■ TASK REQUIREMENTS
(a) Repeat the part of the article on sports celebrations that starts with "Aaron MeyerCorrespondent IJuly" and goes on through "most minor wins?".
(b) Carry on the article on sports celebrations, picking up after its last sentence.

■ STUDY TEXT

Celebrations: Youthful Exuberance or Bad Sportsmanship?

Aaron MeyerCorrespondent IJuly 26, 2008

This is a question that has plagued the sporting world ever since Magic Johnson leaped onto the back of Kareem Abdul-Jabbar at the end of his first victory as a pro:

Are athletes too exuberant in their displays of victorious joy? Or are they merely capturing the inner child in all of us by throwing themselves into fits of ecstasy after even the most minor wins?

I just watched K-Rod (an annoying nickname if there ever was one) notch his 42nd save of the season. After sending three of the worst hitters in the AL East (they were playing the Orioles) down, he turns around and shoots his arms to the sky, mouthing that he loves someone up there (God? Dead relative? Who knows?).

I can't help but wonder, why he was so excited? It looked like he just won the World Series, for Pete's sake—not a meaningless, non-division game against the worst team in the AL East. I found that just a little perplexing.

Then I started thinking about other athletes and their reactions to various stimuli.

Brett Favre tackling his own teammates in the end zone after a touchdown. Jose Valverde swearing and jawing, pumping his fist after saving games for a team with no shot at the playoffs.

[Document structure recognition rows]

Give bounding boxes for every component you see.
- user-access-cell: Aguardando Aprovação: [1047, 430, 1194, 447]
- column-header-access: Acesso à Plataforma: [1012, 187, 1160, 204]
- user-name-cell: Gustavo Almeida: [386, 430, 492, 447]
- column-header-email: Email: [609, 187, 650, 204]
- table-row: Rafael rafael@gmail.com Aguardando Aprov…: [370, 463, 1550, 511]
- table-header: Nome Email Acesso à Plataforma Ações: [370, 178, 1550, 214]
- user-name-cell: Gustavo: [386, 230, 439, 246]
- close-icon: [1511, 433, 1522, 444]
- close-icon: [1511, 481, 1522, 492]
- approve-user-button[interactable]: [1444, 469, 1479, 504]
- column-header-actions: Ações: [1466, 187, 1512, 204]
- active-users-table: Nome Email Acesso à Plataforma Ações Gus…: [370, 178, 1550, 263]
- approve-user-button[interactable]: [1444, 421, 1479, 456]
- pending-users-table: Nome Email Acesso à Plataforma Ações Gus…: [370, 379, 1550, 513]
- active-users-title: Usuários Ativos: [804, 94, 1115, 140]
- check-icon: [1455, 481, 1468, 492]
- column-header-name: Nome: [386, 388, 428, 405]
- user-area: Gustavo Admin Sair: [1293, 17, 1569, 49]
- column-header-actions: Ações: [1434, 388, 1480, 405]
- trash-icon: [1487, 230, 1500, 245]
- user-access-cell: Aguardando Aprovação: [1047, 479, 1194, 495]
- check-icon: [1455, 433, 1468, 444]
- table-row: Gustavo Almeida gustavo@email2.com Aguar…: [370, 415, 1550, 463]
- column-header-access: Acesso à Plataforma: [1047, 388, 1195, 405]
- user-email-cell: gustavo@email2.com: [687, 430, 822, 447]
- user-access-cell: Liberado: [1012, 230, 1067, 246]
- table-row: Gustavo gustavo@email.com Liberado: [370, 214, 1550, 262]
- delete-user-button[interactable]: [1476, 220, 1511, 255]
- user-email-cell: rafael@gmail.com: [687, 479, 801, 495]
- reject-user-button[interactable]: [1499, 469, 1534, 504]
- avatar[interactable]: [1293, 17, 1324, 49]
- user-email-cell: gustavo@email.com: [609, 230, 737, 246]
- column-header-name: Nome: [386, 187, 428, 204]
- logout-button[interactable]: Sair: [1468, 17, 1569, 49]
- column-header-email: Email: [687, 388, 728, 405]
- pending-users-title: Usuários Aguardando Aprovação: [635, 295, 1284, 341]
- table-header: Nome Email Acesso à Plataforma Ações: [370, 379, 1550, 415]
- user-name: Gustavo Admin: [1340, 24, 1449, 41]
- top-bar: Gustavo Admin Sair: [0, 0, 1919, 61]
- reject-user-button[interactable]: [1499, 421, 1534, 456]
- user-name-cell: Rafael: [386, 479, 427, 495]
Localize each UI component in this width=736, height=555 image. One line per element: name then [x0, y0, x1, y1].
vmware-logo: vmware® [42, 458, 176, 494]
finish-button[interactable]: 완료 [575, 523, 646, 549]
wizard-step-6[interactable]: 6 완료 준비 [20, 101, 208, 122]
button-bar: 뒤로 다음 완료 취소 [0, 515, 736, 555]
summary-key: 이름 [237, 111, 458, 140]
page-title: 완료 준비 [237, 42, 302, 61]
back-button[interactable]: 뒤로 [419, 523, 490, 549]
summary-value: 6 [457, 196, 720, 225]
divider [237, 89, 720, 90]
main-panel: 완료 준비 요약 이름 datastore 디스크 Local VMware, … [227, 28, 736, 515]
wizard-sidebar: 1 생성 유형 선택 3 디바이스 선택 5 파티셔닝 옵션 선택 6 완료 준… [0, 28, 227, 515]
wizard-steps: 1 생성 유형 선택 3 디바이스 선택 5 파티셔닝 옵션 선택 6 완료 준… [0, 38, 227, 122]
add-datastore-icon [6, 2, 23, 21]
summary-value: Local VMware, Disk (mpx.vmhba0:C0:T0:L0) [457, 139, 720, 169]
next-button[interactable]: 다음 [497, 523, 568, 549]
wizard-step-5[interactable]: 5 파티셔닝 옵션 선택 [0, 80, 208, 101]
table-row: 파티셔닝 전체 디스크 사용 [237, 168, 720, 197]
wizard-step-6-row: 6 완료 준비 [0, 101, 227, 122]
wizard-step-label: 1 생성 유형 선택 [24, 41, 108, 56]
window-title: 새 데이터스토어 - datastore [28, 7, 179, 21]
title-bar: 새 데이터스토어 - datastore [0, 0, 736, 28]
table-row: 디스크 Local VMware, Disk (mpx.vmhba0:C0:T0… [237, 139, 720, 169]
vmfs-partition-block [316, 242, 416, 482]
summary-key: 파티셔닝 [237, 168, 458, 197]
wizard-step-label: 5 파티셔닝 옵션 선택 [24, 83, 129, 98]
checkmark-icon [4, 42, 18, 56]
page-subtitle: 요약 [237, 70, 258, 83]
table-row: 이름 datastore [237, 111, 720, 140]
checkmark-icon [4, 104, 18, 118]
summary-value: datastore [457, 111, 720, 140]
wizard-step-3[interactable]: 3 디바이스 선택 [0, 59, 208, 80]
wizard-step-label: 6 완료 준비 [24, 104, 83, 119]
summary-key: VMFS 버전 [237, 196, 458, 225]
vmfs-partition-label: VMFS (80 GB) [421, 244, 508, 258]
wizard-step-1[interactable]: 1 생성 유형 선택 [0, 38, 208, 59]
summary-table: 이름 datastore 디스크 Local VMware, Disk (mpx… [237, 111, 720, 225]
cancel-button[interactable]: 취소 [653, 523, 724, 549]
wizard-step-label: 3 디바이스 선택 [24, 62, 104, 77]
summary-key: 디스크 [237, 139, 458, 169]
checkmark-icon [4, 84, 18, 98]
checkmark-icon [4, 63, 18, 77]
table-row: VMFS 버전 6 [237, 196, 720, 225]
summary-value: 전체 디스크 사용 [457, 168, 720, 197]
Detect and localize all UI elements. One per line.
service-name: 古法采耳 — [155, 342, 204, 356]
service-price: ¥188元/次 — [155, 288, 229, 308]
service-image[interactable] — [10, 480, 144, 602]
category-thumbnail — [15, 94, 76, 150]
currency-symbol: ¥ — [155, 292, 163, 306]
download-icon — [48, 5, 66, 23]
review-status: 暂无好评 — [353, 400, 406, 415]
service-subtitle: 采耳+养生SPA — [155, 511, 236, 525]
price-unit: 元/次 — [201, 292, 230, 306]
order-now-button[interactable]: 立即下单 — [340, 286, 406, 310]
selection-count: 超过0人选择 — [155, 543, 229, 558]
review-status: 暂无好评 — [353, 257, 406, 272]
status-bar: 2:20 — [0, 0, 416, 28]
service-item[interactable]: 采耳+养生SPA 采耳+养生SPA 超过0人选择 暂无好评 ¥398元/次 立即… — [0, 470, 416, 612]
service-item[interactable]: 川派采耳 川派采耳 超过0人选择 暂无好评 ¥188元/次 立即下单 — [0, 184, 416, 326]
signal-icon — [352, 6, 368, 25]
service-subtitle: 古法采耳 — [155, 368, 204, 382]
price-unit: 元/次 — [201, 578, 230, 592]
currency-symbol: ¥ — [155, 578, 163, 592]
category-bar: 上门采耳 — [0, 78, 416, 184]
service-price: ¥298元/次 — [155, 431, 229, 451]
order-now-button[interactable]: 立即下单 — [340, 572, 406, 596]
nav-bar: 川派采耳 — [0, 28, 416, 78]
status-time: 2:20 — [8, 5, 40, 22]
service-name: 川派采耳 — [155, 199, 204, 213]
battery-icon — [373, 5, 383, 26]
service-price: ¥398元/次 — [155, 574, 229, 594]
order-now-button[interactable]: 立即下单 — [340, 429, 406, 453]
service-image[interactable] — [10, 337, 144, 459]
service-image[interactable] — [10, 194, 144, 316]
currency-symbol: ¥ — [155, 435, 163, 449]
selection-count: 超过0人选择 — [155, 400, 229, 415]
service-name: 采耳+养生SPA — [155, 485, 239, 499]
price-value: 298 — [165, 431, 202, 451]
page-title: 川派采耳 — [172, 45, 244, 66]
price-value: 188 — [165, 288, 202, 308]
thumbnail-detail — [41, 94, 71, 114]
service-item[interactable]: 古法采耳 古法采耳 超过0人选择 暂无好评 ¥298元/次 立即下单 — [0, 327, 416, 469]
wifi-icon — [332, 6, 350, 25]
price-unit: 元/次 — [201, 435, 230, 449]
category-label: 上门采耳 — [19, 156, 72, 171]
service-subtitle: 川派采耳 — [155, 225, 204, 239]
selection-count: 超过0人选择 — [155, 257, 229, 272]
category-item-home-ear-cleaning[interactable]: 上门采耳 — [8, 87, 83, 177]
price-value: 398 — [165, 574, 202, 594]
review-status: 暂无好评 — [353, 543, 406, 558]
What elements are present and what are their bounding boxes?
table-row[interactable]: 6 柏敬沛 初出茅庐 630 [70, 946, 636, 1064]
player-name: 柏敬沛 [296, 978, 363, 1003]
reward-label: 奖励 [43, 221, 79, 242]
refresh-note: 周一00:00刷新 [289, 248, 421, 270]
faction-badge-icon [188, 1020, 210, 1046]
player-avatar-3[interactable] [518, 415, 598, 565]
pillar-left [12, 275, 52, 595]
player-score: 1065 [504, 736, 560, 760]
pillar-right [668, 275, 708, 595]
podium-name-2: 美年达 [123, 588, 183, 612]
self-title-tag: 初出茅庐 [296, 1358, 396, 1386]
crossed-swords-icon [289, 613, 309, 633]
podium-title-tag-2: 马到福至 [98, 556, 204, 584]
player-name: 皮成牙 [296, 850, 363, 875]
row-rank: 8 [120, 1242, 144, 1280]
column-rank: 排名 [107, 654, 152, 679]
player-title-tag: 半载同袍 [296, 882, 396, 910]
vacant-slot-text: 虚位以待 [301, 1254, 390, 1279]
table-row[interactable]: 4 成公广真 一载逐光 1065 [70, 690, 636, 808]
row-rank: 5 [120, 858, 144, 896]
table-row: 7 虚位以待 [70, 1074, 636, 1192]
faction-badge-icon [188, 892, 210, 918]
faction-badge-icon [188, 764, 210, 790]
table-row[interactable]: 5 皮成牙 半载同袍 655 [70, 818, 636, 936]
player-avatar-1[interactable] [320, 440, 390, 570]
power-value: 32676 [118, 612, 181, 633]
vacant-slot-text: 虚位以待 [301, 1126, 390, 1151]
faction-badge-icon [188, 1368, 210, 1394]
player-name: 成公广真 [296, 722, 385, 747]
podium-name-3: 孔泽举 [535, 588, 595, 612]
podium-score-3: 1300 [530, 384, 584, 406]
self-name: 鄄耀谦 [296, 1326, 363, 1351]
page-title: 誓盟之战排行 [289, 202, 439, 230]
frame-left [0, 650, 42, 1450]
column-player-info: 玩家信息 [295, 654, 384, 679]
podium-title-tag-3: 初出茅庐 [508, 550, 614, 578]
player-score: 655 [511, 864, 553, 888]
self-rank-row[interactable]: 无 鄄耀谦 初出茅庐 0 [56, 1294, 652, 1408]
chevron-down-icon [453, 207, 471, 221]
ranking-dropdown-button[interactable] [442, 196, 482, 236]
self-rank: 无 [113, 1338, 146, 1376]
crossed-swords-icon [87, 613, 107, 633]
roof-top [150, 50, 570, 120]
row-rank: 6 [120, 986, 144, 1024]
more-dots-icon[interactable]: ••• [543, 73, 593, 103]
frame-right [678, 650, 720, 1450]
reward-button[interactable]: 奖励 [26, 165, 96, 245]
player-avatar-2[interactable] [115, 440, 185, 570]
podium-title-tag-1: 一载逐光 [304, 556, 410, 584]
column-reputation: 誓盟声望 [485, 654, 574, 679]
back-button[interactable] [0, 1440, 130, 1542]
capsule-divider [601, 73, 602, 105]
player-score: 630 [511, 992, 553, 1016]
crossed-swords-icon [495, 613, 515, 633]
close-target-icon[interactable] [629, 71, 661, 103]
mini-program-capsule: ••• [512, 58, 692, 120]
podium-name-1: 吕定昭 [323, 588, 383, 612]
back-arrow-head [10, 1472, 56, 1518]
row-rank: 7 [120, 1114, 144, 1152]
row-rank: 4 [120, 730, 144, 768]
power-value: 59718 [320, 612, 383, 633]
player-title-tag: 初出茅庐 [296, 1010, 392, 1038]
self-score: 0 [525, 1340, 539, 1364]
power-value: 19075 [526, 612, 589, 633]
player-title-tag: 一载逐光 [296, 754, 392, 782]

■ ANSWERS TO EACH TASK
(a)
Aaron MeyerCorrespondent IJuly 26, 2008

This is a question that has plagued the sporting world ever since Magic Johnson leaped onto the back of Kareem Abdul-Jabbar at the end of his first victory as a pro:

Are athletes too exuberant in their displays of victorious joy? Or are they merely capturing the inner child in all of us by throwing themselves into fits of ecstasy after even the most minor wins?

(b)
Manny Ramirez posing after each home run he swats, never mind that he's done it over 500 times in his pro career. TO doing a dance after catching a meaningless touchdown. Vince Carter popping his jersey after yet another highlight reel dunk in a loss.

All this seems a little self-aggrandizing, don't you think? I'm willing to give Favre a pass; making it into the end zone is very hard to do when you've got 11 big-ass dudes trying to stop you, and Manny, well, he's just Manny. But these are just a few examples of an alarming growth of exhibitionism that should probably be stopped.

Certain athletes seem to be more prone to this type of self-promotion than others. Most of the people I've seen do this kind of thing are closers in baseball, wideouts in football, and shallow, nothing but dunkers in basketball. But it's spreading like a wildfire.

How long until we start seeing Little Leaguers staring down opposing batters like Jonathan Papelbon (who looks absolutely ridiculous every time I see him)? Or Junior Basketballers popping their jerseys after sinking three-pointers? When are we going to see a Pop Warner kid doing an end-zone celebration involving putting a football with a pylon?

I hope the kids look at what Mariano Rivera and Derek Jeter do every night: go out a play their hardest, and celebrating only when they do something truly magnificent. Mo Rivera closes nearly every game he gets into, and he does it all like he's done it a million times before (which he has).

Torry Holt not only has a ton of touchdowns and yards to his name, but comes to the game with more film study under his belt than TO has every dreamed of watching. How about Tim Duncan, who has dominated the Western Conference big men for a decade now, and done so with the demeanor of a steel worker every night?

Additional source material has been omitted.